──────── Listing
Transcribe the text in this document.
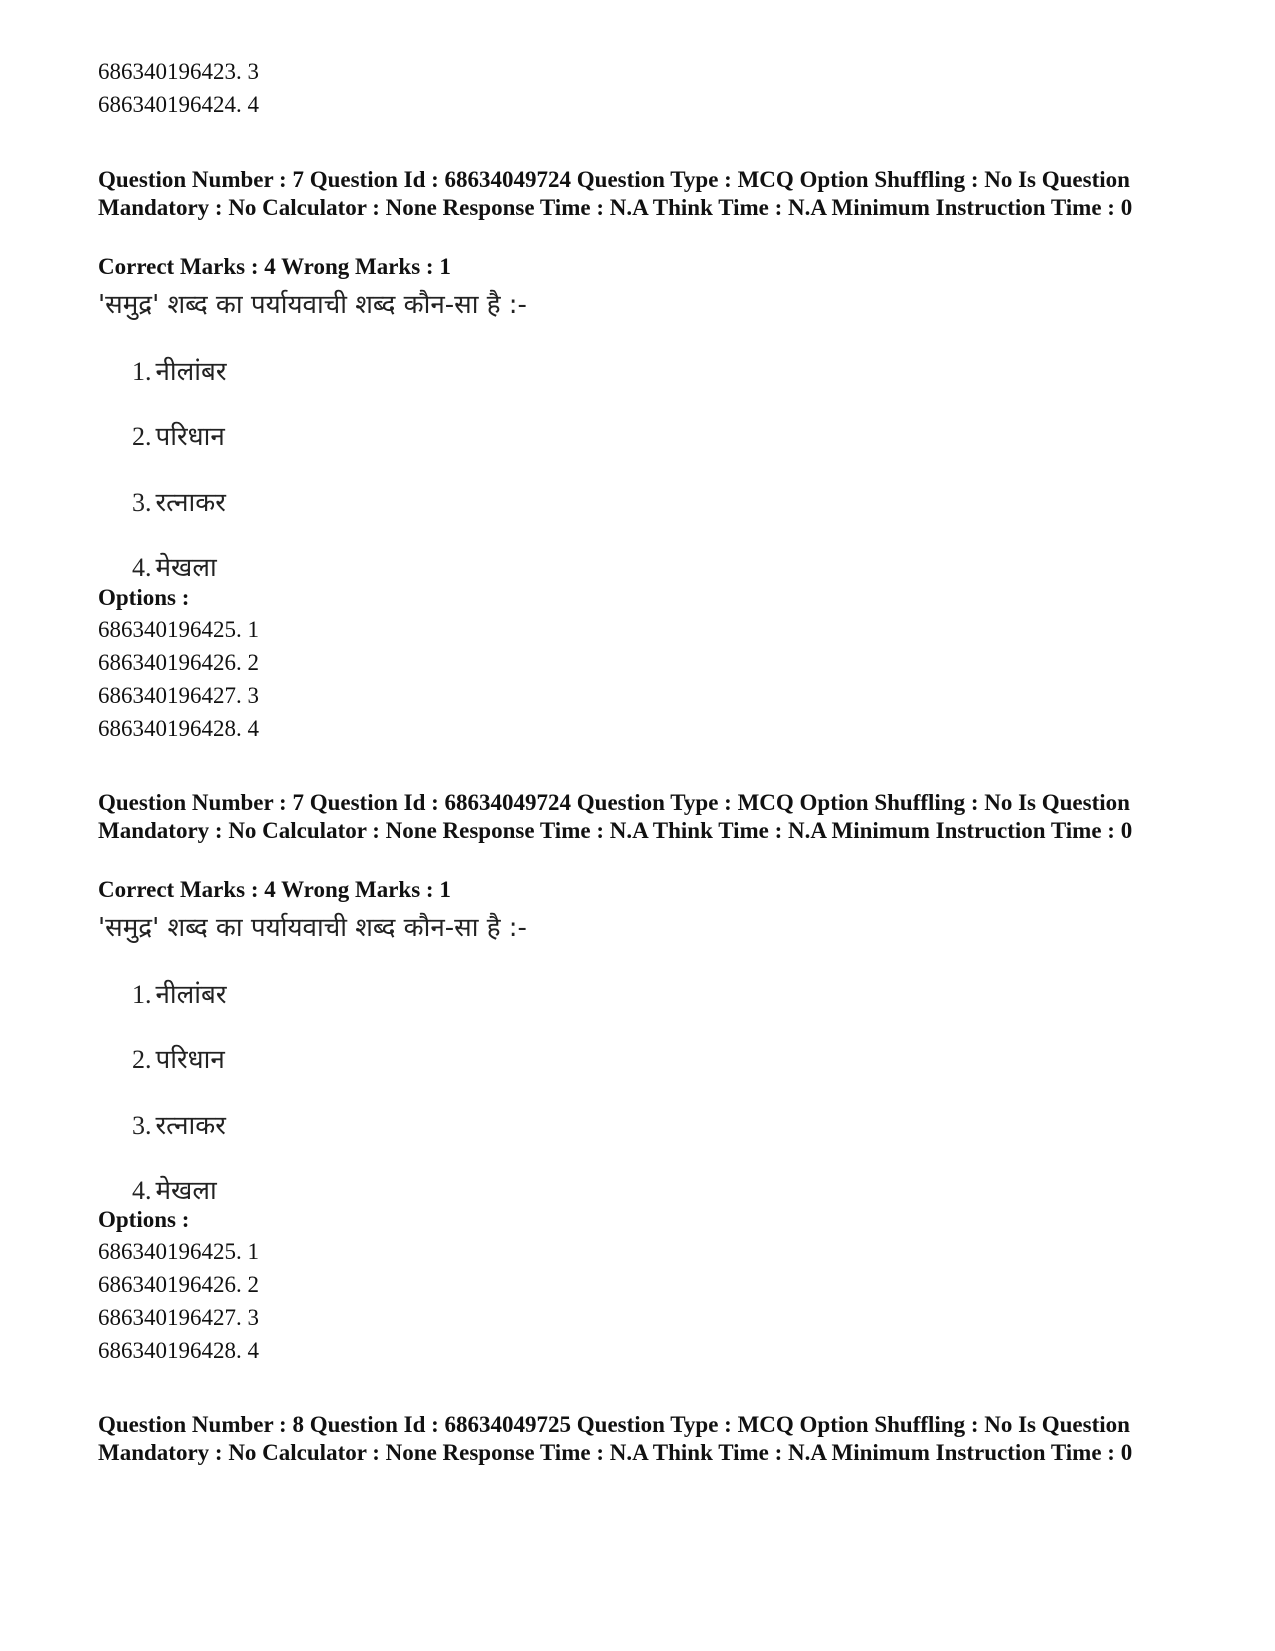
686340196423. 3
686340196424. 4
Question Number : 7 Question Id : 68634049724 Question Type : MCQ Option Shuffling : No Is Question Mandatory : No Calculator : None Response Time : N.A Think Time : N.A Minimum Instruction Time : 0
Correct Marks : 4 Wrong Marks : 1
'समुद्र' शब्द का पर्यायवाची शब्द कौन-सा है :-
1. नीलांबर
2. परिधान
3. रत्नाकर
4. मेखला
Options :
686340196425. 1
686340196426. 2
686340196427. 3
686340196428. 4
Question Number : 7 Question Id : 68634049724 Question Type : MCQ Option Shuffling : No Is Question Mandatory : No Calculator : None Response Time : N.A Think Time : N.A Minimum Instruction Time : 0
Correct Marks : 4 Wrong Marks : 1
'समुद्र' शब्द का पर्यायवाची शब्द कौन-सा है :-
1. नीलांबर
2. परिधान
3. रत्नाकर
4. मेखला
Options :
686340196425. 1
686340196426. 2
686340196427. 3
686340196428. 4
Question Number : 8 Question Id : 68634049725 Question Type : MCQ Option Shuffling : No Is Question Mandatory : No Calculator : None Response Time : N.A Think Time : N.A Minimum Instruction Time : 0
────────────────
#### [Goal]
Without the pictures, extract every entry verbatim.

#### [Result of this task]
Transcribe the text in this document.
686340196423. 3
686340196424. 4
Question Number : 7 Question Id : 68634049724 Question Type : MCQ Option Shuffling : No Is Question Mandatory : No Calculator : None Response Time : N.A Think Time : N.A Minimum Instruction Time : 0
Correct Marks : 4 Wrong Marks : 1
'समुद्र' शब्द का पर्यायवाची शब्द कौन-सा है :-
1. नीलांबर
2. परिधान
3. रत्नाकर
4. मेखला
Options :
686340196425. 1
686340196426. 2
686340196427. 3
686340196428. 4
Question Number : 7 Question Id : 68634049724 Question Type : MCQ Option Shuffling : No Is Question Mandatory : No Calculator : None Response Time : N.A Think Time : N.A Minimum Instruction Time : 0
Correct Marks : 4 Wrong Marks : 1
'समुद्र' शब्द का पर्यायवाची शब्द कौन-सा है :-
1. नीलांबर
2. परिधान
3. रत्नाकर
4. मेखला
Options :
686340196425. 1
686340196426. 2
686340196427. 3
686340196428. 4
Question Number : 8 Question Id : 68634049725 Question Type : MCQ Option Shuffling : No Is Question Mandatory : No Calculator : None Response Time : N.A Think Time : N.A Minimum Instruction Time : 0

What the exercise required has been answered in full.